> _TASK STATEMENT_
Using the listing below, copy every line that mentions "Vertical".

> _DATA SHOWN_
┄┄┄┄┄┄┄┄┄┄┄┄┄┄┄┄┄┄┄┄

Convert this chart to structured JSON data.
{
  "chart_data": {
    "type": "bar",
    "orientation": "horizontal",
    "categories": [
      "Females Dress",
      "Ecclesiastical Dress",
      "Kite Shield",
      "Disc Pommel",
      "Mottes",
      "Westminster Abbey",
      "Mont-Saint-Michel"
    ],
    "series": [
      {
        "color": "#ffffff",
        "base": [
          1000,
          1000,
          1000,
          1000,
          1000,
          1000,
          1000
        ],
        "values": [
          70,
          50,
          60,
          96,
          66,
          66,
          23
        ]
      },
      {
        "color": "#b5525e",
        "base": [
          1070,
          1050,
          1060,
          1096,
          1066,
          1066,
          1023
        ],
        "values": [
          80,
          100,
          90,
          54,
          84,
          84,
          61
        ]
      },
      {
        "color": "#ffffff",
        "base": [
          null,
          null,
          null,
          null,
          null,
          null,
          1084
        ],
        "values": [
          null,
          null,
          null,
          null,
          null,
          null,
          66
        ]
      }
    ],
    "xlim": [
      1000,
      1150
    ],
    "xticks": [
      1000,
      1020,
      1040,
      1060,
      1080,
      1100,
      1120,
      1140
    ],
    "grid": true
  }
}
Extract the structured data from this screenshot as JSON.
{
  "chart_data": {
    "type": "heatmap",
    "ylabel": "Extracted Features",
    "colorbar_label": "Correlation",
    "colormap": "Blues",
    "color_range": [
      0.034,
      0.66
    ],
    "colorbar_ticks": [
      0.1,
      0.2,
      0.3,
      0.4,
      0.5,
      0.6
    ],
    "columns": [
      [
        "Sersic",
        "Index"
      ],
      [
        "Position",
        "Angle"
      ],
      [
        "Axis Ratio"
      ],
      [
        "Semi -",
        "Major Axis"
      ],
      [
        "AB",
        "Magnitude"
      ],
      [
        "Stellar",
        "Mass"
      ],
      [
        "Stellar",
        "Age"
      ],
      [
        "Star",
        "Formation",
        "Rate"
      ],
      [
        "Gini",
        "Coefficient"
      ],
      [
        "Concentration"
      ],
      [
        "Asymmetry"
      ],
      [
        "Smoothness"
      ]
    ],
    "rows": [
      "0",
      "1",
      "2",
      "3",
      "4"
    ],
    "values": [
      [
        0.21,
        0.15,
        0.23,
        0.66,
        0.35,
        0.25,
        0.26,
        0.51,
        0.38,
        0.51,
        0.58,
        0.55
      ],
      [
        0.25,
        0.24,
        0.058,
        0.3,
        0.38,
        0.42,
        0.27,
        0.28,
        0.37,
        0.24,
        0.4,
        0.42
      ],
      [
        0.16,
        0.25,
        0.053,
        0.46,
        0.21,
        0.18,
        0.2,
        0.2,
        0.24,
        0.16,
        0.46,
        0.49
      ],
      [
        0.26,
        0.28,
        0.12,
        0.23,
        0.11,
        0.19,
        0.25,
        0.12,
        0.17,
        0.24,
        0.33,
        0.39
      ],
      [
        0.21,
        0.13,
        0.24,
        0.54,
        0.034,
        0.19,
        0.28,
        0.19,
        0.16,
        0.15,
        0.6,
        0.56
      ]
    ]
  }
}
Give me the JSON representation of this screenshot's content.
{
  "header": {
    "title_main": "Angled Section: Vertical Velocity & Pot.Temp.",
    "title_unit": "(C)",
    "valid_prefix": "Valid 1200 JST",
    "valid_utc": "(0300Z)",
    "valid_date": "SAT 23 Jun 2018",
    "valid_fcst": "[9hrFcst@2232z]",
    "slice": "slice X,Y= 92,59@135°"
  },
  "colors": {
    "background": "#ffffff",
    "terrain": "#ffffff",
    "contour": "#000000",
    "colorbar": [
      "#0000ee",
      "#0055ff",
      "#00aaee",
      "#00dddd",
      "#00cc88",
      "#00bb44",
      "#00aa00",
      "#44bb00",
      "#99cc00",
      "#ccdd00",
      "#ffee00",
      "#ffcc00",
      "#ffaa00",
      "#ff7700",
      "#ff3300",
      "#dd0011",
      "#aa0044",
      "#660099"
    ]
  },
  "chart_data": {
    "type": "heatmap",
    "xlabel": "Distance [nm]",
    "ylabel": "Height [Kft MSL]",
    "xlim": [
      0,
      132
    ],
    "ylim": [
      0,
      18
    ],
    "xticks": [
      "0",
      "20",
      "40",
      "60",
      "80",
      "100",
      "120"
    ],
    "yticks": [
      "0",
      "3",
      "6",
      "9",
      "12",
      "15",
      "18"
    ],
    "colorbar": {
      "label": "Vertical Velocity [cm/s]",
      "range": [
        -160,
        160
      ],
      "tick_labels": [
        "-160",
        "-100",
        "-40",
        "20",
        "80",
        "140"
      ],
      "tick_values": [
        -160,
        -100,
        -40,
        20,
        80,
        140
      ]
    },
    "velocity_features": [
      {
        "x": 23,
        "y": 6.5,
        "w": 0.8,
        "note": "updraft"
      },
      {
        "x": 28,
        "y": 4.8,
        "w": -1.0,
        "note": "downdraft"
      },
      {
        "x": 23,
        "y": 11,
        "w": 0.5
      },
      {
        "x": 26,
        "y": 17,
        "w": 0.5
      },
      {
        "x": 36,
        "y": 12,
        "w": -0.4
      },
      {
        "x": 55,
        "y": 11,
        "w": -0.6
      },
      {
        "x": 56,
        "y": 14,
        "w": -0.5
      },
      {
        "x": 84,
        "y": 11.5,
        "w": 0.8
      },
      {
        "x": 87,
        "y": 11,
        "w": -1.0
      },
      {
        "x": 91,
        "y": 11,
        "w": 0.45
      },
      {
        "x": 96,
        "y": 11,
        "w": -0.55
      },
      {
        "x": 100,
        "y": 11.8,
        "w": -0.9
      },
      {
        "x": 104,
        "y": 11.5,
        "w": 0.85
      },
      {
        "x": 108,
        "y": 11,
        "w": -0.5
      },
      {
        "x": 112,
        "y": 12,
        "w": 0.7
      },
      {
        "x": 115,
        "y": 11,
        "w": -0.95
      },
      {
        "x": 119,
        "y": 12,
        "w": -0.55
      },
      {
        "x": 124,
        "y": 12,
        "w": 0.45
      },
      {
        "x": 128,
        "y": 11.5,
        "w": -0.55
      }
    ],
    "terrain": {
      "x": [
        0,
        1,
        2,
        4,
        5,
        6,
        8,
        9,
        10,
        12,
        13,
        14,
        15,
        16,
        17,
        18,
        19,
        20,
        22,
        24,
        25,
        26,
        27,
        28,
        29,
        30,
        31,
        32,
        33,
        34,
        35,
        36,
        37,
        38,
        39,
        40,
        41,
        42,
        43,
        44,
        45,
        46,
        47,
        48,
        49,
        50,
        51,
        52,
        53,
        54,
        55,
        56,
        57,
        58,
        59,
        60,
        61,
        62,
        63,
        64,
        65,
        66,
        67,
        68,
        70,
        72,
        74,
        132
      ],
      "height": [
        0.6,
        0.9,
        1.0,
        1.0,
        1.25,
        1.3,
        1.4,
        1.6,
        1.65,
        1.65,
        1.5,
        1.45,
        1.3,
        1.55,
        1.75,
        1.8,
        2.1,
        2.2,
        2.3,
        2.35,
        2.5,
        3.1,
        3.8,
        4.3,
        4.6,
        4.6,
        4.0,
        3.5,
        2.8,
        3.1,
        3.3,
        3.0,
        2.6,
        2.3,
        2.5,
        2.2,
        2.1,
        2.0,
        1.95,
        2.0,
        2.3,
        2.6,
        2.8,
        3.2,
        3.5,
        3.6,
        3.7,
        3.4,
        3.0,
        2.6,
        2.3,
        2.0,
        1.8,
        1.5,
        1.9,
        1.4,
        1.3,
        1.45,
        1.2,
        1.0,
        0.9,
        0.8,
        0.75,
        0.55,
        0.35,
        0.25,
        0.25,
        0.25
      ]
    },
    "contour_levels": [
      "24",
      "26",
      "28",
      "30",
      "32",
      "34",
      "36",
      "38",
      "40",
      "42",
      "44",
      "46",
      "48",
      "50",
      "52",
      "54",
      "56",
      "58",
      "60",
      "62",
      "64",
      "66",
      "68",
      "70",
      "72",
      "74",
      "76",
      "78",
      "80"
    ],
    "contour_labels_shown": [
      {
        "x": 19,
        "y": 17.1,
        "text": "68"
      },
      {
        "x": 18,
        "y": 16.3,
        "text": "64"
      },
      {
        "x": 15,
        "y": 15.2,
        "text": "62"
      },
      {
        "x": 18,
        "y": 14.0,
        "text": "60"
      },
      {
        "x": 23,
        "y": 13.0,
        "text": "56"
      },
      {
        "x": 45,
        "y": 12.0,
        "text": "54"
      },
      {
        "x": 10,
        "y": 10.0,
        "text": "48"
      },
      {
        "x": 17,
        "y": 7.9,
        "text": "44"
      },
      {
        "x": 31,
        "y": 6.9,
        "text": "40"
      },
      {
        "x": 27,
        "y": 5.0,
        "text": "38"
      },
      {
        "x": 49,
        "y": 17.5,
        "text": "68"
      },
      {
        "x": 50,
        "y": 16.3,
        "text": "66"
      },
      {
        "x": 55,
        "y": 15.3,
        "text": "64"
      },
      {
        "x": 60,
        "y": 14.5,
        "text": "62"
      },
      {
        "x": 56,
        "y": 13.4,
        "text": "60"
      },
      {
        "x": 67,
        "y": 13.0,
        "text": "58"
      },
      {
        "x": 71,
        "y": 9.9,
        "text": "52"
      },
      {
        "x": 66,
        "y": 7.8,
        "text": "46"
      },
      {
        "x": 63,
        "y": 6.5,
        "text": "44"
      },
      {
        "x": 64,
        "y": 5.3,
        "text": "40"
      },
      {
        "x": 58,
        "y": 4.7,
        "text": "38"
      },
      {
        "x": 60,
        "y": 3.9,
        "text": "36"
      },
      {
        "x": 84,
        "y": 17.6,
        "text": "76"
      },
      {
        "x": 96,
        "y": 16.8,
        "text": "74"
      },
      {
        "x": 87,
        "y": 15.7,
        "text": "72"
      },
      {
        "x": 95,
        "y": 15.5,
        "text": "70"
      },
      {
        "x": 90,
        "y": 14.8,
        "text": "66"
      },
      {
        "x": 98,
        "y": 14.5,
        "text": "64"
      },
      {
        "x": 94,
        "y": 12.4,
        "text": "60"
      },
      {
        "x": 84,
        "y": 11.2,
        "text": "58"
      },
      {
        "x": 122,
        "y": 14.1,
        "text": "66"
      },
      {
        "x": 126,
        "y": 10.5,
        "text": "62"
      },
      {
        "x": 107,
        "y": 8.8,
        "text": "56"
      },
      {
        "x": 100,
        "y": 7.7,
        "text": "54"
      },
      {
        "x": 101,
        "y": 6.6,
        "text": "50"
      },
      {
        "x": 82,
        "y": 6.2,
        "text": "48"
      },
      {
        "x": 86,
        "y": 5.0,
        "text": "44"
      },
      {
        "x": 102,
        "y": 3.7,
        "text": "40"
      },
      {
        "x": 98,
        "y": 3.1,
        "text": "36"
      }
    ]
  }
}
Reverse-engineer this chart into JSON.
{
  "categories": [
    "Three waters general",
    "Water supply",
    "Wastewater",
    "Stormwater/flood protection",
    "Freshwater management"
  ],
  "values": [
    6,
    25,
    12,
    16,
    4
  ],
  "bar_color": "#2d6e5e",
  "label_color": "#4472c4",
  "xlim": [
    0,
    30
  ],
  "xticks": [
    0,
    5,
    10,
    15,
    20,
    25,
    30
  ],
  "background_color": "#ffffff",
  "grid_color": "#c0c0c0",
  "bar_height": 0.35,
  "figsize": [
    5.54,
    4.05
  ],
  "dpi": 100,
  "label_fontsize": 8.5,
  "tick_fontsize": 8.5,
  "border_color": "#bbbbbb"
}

┄┄┄┄┄┄┄┄┄┄┄┄┄┄┄┄┄┄┄┄

> _TASK OUTPUT_
    "title_main": "Angled Section: Vertical Velocity & Pot.Temp.",
      "label": "Vertical Velocity [cm/s]",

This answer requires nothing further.